DATASET ENTRIES:
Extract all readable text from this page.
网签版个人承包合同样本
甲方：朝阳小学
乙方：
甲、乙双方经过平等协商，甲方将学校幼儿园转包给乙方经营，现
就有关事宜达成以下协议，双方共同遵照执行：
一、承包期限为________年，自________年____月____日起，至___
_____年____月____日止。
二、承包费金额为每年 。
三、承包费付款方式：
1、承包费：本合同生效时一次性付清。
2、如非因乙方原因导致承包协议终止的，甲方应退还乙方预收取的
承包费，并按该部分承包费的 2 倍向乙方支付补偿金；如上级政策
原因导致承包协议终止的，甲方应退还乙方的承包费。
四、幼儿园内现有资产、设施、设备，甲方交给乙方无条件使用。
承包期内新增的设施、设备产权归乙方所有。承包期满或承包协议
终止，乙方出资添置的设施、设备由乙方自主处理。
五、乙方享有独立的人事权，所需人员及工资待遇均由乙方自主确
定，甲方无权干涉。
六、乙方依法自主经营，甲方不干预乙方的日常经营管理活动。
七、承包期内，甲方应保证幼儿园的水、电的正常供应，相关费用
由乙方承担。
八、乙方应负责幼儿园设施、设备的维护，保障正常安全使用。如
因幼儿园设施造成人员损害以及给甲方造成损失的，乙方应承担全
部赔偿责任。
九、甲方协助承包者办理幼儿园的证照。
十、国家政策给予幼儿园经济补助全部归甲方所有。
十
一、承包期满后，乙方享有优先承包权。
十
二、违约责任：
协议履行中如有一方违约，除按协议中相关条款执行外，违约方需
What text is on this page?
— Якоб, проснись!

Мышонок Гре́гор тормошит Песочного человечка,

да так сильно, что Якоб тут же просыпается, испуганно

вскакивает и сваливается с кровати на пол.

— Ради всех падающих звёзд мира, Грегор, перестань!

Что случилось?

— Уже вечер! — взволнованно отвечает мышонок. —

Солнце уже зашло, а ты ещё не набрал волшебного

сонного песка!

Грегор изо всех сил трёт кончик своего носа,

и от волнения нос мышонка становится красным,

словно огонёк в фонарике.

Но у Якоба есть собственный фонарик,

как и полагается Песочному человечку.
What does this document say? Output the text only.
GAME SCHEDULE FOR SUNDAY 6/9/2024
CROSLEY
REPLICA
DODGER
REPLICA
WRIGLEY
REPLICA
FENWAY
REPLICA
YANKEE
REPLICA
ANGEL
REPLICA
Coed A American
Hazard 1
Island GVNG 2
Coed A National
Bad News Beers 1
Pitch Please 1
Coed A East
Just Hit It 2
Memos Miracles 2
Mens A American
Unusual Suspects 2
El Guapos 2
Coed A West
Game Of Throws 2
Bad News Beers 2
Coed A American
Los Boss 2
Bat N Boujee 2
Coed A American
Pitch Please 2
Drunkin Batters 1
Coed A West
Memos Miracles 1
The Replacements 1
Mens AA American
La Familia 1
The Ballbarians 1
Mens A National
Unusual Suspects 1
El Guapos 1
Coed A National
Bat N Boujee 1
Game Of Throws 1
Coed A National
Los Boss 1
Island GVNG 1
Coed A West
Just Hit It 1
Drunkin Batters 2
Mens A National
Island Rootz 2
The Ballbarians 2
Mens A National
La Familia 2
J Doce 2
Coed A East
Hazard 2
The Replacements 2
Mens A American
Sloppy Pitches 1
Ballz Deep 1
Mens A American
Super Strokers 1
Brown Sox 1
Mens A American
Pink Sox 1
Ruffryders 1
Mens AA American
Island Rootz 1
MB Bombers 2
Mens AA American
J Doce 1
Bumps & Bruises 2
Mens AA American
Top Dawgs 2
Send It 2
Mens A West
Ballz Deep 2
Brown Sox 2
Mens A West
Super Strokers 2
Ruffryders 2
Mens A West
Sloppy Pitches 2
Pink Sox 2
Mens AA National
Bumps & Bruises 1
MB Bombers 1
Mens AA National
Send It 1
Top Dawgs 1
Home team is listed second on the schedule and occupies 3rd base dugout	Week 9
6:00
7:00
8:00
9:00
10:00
...
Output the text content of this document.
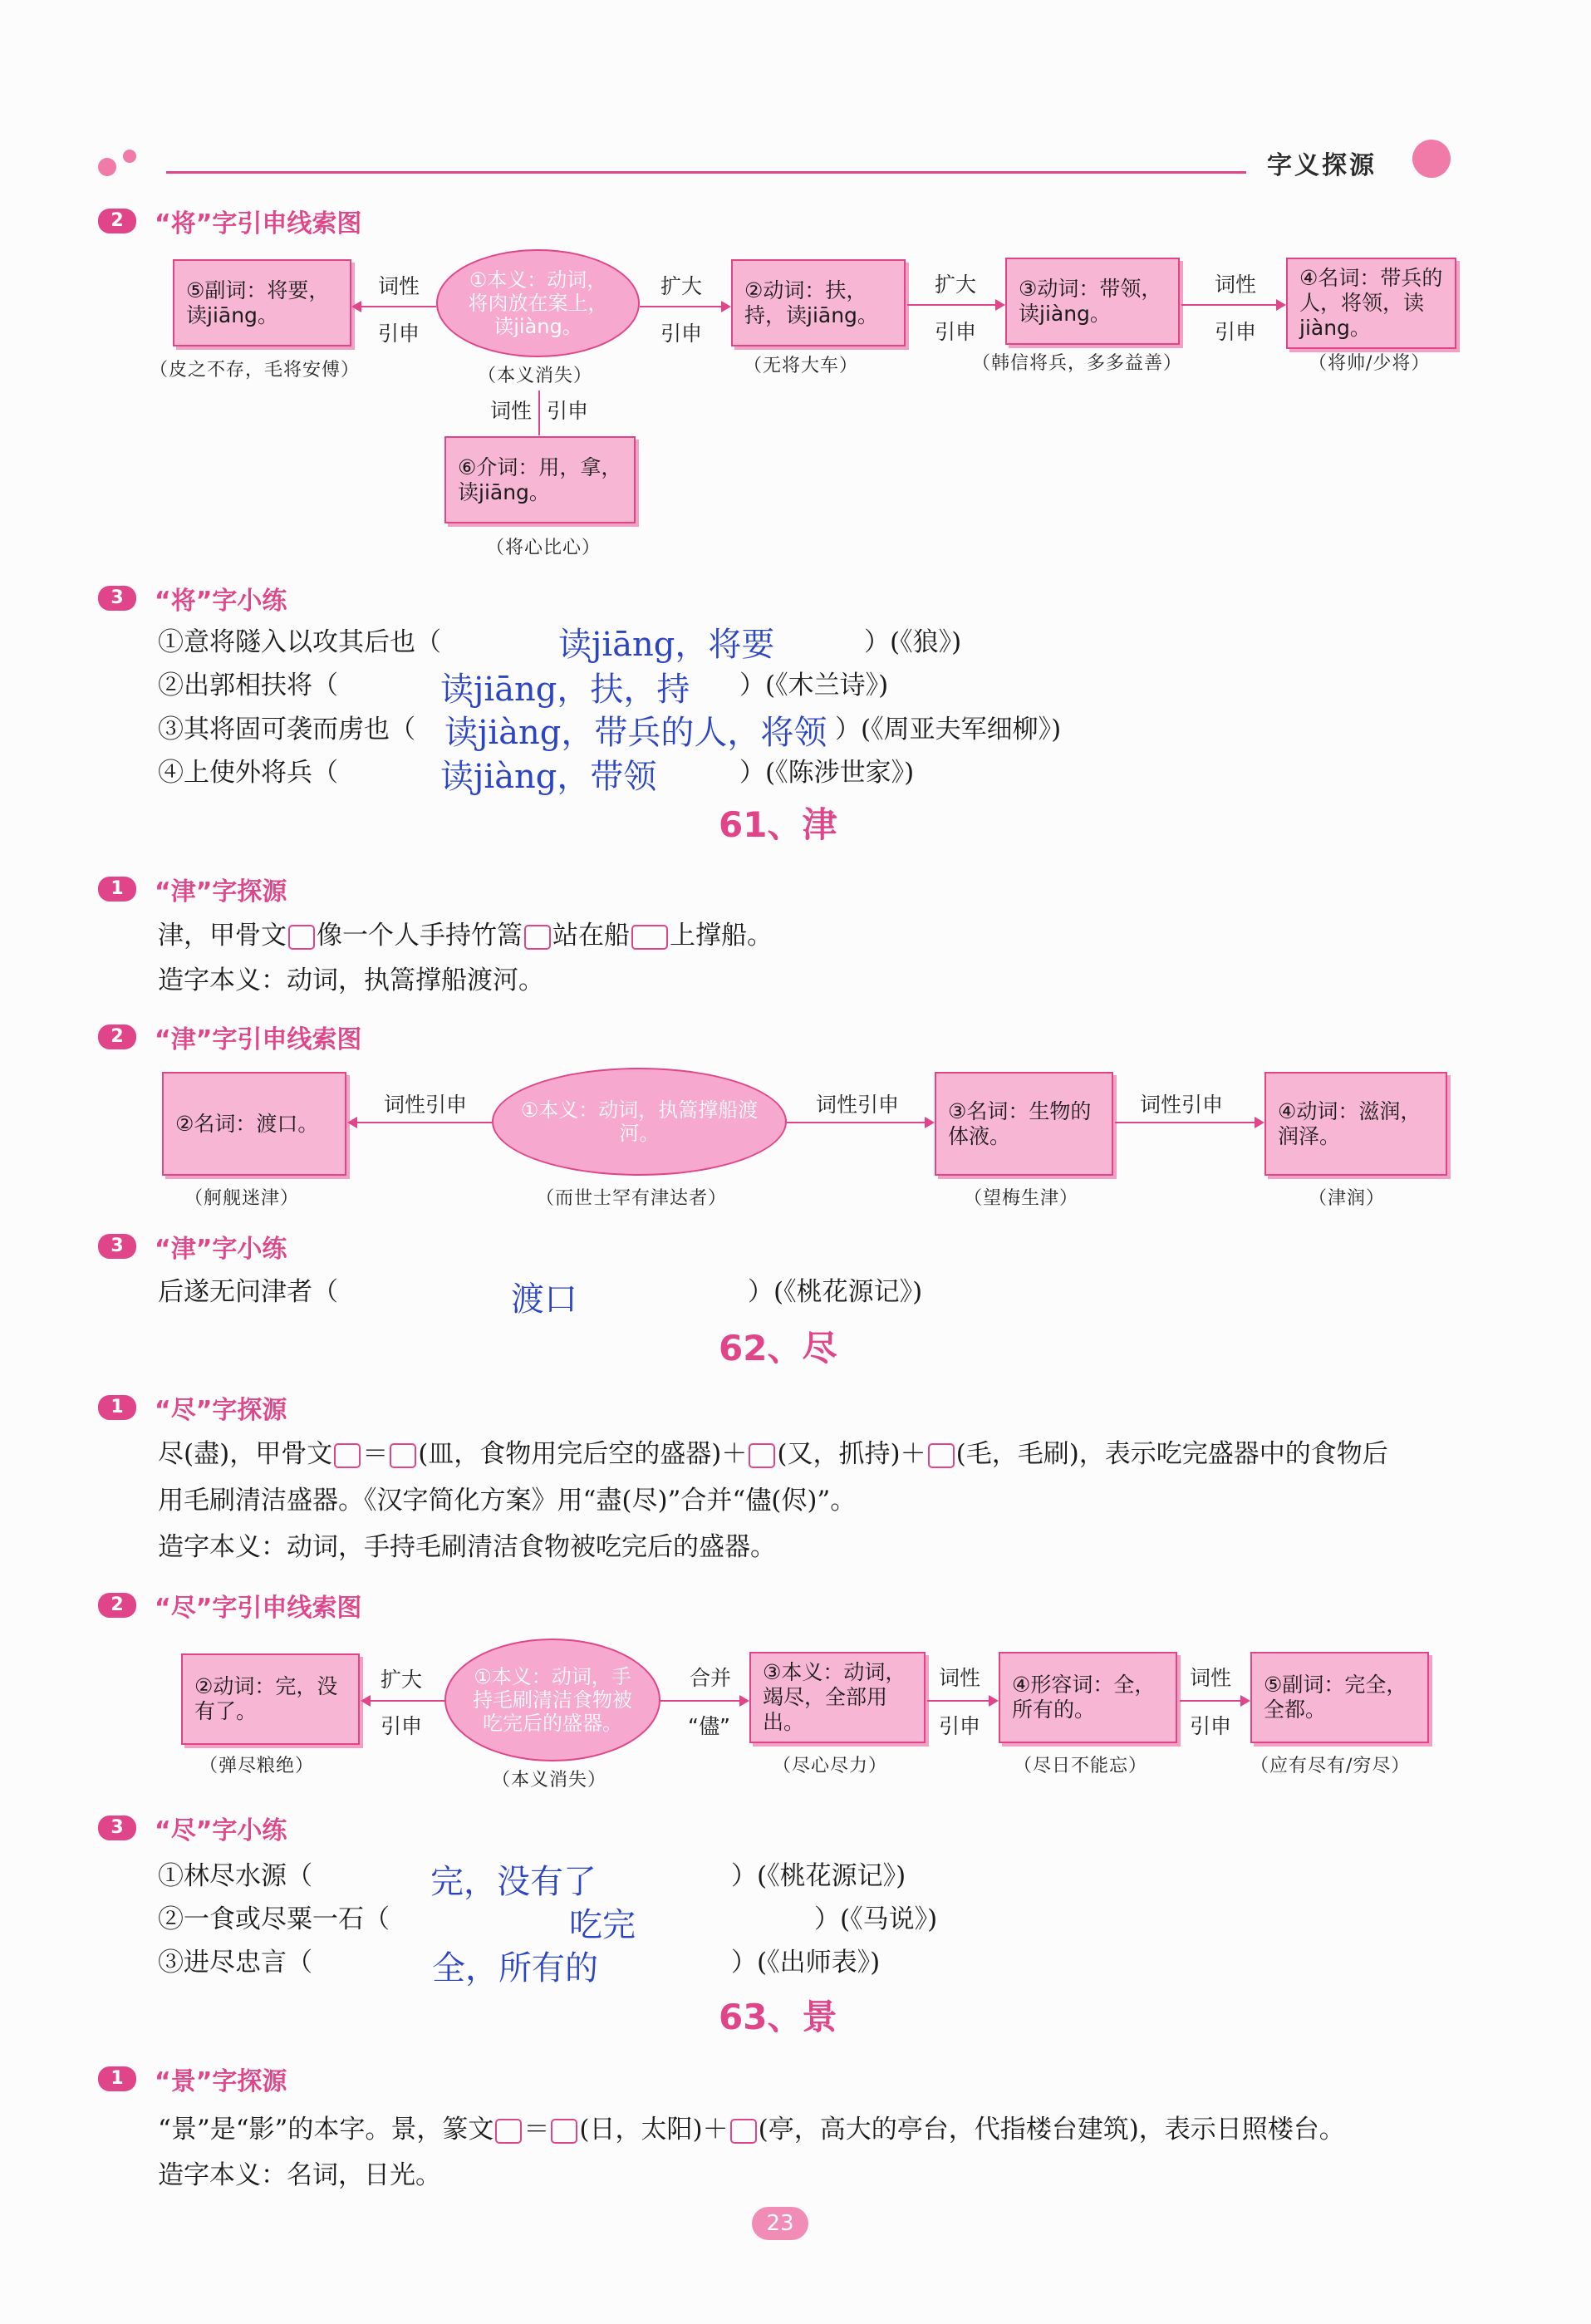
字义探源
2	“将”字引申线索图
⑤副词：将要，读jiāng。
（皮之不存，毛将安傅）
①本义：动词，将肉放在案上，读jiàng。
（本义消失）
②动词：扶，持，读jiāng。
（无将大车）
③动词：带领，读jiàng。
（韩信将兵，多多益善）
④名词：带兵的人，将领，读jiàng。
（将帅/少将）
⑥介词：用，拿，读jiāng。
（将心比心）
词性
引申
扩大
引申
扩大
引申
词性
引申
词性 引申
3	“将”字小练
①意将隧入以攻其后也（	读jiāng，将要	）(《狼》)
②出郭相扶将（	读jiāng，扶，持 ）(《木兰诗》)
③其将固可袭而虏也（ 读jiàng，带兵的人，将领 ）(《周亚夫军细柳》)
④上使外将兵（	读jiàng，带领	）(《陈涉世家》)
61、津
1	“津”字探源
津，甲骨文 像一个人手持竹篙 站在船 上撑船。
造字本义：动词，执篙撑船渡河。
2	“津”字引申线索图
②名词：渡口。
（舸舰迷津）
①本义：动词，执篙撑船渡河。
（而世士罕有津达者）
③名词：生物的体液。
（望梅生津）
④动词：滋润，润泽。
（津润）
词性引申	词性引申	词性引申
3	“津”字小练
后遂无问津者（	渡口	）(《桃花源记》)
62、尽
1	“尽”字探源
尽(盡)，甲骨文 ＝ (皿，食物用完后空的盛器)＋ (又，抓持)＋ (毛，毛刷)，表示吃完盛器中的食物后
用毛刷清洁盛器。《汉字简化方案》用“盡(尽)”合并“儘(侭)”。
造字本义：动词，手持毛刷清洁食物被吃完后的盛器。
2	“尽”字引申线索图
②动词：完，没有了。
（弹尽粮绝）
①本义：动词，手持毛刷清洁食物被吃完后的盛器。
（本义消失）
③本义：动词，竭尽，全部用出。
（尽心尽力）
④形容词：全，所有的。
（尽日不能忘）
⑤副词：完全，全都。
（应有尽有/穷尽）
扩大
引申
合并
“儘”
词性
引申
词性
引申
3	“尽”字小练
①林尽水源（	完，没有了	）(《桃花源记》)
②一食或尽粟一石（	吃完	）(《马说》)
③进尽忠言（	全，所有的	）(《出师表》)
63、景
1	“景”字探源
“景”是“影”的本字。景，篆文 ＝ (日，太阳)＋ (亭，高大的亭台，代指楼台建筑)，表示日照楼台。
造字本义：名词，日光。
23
...
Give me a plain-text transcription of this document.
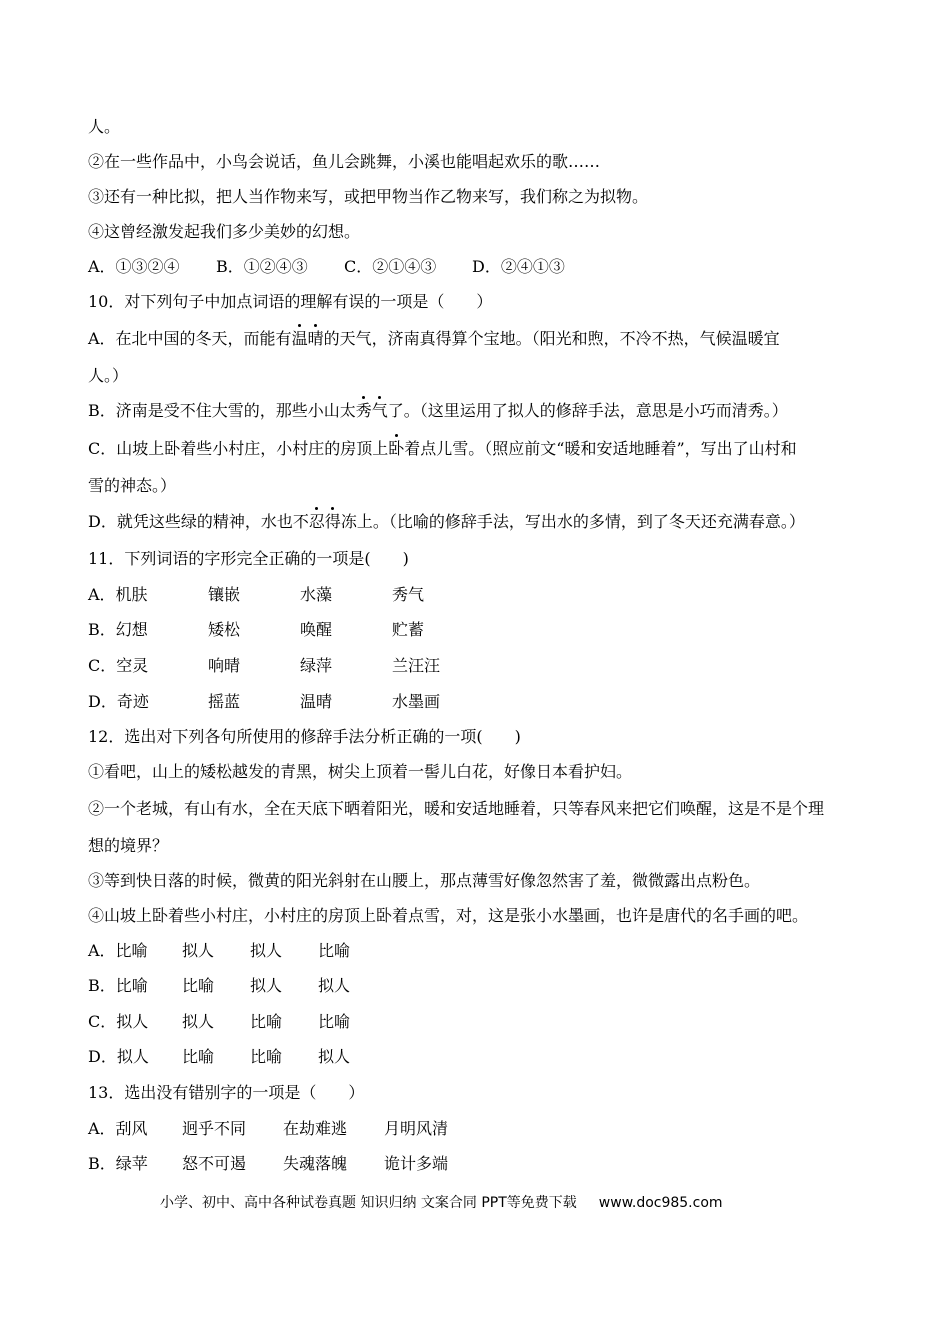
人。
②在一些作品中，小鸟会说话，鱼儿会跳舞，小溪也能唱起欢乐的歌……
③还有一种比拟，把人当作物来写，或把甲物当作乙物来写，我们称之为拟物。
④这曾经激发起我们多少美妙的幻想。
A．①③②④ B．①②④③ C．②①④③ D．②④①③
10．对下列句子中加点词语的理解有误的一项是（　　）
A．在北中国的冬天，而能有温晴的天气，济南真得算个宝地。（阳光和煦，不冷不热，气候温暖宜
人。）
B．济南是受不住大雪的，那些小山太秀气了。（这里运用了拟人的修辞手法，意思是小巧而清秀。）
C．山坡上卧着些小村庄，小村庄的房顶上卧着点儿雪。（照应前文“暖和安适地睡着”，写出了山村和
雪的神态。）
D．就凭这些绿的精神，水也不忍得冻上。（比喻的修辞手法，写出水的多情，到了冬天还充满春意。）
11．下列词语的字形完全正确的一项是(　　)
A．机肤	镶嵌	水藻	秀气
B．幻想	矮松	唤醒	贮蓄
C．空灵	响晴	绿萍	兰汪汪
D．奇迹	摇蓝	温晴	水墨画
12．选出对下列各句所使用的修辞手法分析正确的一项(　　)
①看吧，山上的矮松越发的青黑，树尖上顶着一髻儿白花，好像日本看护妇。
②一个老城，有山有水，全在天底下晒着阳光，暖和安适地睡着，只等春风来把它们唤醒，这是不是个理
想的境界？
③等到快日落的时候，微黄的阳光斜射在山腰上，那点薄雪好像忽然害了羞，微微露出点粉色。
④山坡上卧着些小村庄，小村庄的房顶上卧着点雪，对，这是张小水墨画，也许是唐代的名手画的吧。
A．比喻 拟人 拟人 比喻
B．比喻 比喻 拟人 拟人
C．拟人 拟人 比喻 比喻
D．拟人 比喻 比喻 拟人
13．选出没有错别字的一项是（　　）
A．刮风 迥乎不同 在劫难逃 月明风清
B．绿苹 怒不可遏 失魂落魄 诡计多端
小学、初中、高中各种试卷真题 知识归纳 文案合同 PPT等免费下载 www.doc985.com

INSTRUCTION:
Copy out the lines that hold "读jiāng".

SOLUTION FOR THIS PROBLEM:
⑤副词：将要，读jiāng。
②动词：扶，持，读jiāng。
⑥介词：用，拿，读jiāng。
①意将隧入以攻其后也（	读jiāng，将要	）(《狼》)
②出郭相扶将（	读jiāng，扶，持 ）(《木兰诗》)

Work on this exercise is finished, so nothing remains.